# Combining exploration and exploitation

Have you ever wanted to conduct A/B/N tests in a case where you had a prior opinion on which variant could be better suited to which customer?

Were you torn between exploration (learning from A/B/N test results) and exploitation (showing each customer the variant you already think is most suited for them)?

Did you know that you can do both at once? 

By making variant assignments random but biased towards what you think will work best for each customer, you can get the best of both worlds. You can observe the actual impact (for example, conversion rates) of your biased assignments and at the same time calculate, *from the same experiment*, an unbiased, model-free estimate of what the conversion rate for a purely random assignment would have been, using a mathematical technique called ERUPT or policy value.  This means that beyond the usual learnings from an A/B/N test you now have a precise, unbiased estimate of the benefit that biasing the assignment has brought.

Written instruction 1.
Please rewrite the section of the exploration and exploitation text starting at "Have you ever" and ending at "suited for them)?", with "customer" replaced by "user".
Written instruction 2.
Translate this sentence from the exploration and exploitation text into Spanish: "Did you know that you can do both at once?"

Data listing.
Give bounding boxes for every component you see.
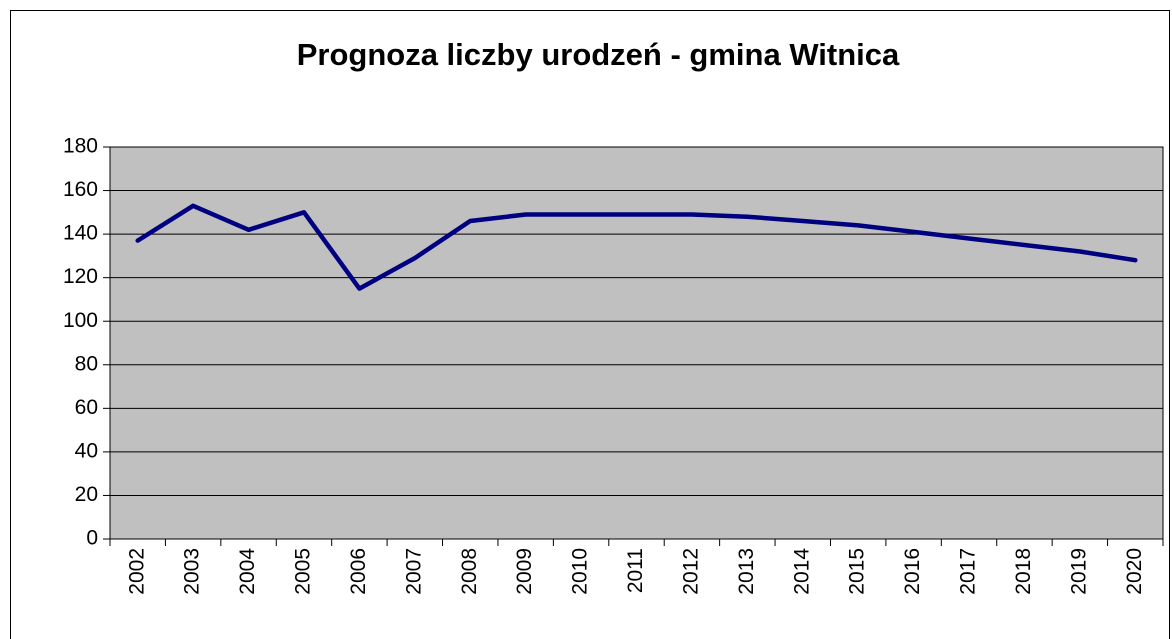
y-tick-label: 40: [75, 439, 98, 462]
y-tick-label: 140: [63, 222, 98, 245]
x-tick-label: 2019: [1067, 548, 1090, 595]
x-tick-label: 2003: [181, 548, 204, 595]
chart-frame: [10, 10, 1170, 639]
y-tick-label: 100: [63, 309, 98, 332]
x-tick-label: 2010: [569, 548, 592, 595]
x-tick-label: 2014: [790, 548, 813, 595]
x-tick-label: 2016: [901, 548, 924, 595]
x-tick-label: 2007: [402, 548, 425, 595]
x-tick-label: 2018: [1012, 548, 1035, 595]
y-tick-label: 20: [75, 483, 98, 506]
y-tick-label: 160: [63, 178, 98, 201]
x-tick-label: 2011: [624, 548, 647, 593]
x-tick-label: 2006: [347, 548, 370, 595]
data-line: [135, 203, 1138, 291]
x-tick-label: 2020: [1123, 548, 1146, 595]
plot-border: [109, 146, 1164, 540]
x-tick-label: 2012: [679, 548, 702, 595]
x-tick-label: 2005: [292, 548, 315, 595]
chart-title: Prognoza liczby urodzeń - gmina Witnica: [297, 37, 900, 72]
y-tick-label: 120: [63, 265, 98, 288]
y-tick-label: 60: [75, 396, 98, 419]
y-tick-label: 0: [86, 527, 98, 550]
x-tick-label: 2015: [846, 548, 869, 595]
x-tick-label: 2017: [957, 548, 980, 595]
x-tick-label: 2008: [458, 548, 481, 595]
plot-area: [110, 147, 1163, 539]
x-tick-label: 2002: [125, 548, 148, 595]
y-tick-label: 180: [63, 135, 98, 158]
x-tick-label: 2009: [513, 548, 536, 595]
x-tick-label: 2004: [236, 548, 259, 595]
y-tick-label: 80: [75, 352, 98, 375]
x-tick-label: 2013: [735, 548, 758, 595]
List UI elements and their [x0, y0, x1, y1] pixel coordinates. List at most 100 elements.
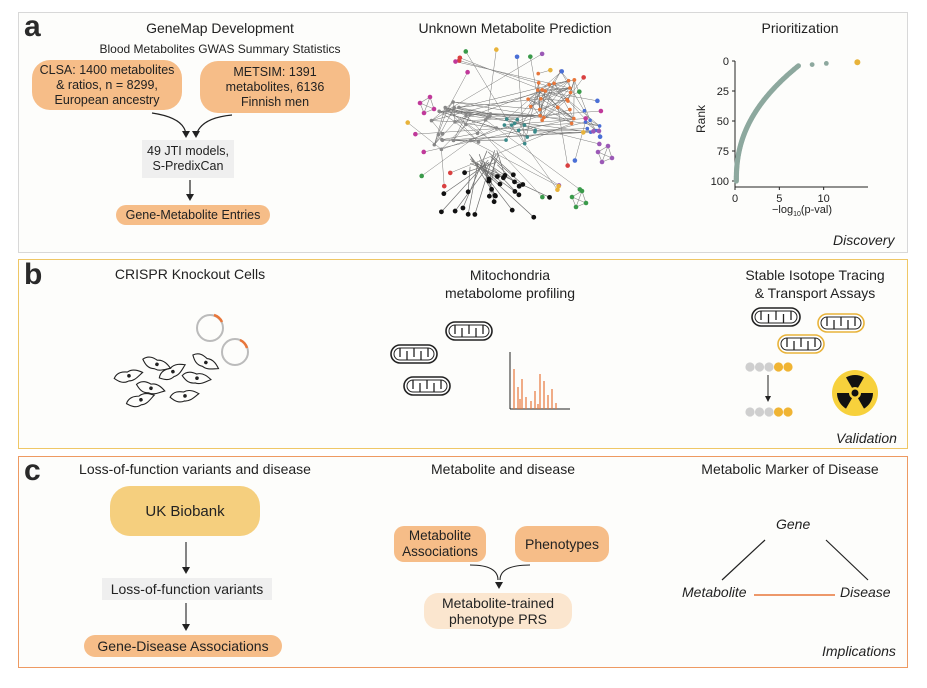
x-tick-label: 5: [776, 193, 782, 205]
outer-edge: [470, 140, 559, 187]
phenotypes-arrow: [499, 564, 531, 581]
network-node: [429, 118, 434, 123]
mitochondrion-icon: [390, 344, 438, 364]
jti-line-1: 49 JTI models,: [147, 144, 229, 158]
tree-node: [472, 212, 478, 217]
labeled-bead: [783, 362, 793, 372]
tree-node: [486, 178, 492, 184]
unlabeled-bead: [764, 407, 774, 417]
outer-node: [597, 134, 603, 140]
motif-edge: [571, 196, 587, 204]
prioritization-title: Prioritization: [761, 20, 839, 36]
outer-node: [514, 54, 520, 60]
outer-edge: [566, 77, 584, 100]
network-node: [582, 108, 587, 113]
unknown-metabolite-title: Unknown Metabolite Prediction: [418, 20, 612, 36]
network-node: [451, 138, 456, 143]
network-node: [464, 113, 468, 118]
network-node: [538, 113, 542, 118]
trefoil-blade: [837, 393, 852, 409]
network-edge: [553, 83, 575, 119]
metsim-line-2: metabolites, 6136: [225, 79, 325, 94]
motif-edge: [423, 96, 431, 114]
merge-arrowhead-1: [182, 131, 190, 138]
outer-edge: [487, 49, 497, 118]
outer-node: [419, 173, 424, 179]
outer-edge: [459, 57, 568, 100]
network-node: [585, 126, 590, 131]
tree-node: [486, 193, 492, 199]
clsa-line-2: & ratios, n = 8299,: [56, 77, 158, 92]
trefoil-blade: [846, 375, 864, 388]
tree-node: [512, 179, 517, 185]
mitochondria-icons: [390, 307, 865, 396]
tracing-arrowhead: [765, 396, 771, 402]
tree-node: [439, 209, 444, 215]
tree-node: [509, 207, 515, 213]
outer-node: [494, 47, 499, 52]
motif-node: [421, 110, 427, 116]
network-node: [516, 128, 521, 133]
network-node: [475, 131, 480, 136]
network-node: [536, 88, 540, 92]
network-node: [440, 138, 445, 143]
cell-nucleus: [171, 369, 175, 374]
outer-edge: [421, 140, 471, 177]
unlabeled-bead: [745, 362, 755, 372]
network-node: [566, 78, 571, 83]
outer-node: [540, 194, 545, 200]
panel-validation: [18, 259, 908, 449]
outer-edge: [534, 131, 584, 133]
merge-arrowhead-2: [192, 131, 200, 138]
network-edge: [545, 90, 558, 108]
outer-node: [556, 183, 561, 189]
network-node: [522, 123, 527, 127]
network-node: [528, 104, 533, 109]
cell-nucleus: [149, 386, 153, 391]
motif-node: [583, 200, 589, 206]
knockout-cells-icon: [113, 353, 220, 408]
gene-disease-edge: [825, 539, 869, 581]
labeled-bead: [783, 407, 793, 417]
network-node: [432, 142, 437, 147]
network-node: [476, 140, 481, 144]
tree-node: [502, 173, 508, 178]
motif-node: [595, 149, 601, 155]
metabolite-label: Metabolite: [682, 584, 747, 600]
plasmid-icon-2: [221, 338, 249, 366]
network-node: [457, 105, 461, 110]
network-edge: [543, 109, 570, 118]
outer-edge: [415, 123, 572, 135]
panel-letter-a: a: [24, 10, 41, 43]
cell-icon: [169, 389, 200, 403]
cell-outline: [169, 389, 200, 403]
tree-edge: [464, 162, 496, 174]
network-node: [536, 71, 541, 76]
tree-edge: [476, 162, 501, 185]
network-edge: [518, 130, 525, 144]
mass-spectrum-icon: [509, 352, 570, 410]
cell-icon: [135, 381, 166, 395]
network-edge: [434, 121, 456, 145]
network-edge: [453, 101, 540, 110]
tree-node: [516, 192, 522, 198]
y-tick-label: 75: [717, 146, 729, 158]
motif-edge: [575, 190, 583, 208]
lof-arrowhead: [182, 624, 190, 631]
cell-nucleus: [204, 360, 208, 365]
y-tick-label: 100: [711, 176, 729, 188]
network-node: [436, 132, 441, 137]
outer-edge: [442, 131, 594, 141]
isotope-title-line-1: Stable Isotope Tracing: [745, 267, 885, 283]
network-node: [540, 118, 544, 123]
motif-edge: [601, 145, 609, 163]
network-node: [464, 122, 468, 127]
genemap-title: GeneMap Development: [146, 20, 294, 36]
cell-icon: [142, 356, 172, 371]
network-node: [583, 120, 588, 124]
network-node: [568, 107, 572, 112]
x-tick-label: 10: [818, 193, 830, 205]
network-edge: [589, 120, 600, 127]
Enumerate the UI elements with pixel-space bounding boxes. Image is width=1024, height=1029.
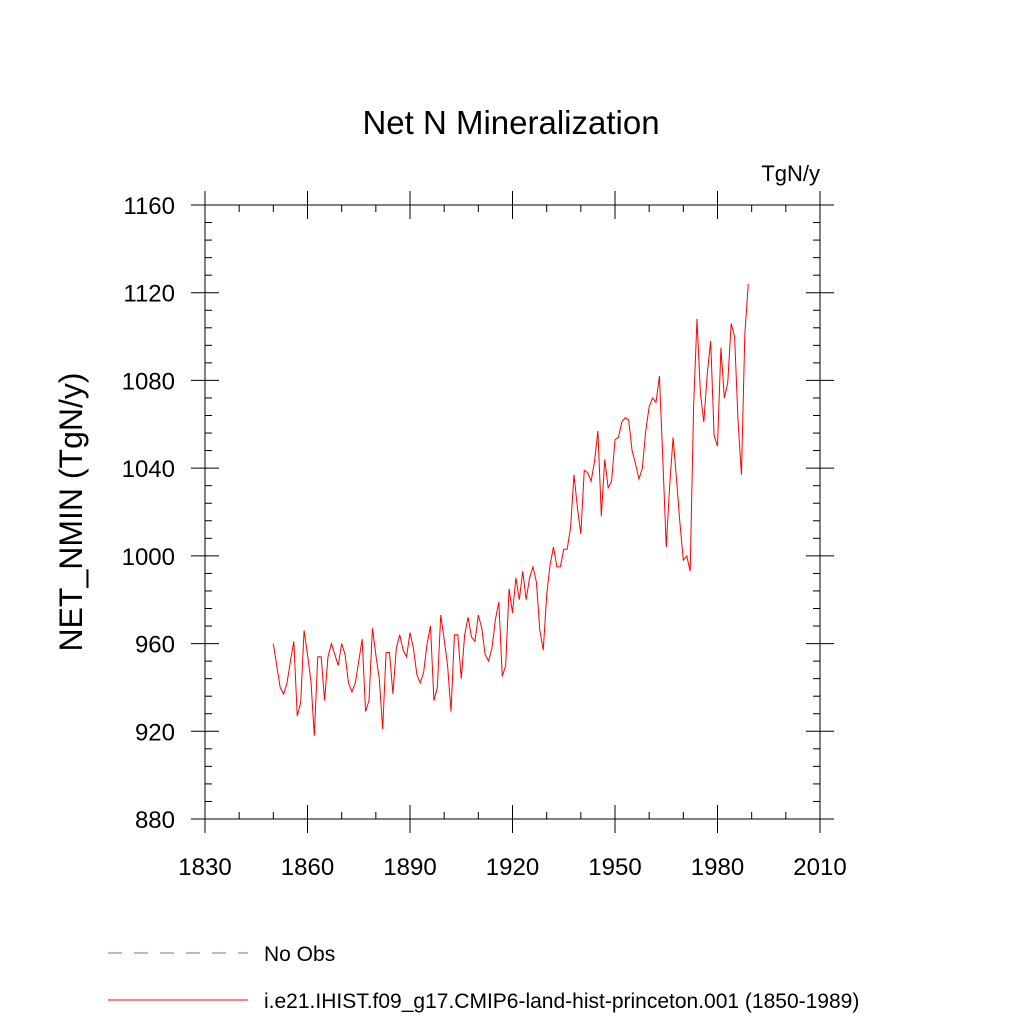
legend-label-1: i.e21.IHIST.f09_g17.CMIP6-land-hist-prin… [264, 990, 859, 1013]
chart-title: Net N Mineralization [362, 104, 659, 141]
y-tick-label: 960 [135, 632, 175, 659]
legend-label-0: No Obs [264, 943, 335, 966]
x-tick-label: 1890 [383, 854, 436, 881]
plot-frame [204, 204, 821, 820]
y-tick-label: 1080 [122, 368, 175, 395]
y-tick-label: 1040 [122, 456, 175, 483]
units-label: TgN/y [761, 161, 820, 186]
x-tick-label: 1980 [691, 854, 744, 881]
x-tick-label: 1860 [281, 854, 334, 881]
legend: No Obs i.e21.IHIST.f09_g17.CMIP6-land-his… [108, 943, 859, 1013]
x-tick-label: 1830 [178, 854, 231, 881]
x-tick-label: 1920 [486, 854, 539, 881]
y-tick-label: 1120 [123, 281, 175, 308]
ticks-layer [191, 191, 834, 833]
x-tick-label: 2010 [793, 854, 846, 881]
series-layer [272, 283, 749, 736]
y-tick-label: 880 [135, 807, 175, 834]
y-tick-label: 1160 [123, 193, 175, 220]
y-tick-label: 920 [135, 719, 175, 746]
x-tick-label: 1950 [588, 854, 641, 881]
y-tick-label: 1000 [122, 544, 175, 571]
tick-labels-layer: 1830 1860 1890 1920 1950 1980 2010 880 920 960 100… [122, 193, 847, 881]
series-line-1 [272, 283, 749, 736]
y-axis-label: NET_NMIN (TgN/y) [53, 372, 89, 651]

Correct output 1.
Have you ever wanted to conduct A/B/N tests in a case where you had a prior opinion on which variant could be better suited to which user?

Were you torn between exploration (learning from A/B/N test results) and exploitation (showing each user the variant you already think is most suited for them)?

Correct output 2.
¿Sabías que puedes hacer ambas cosas a la vez?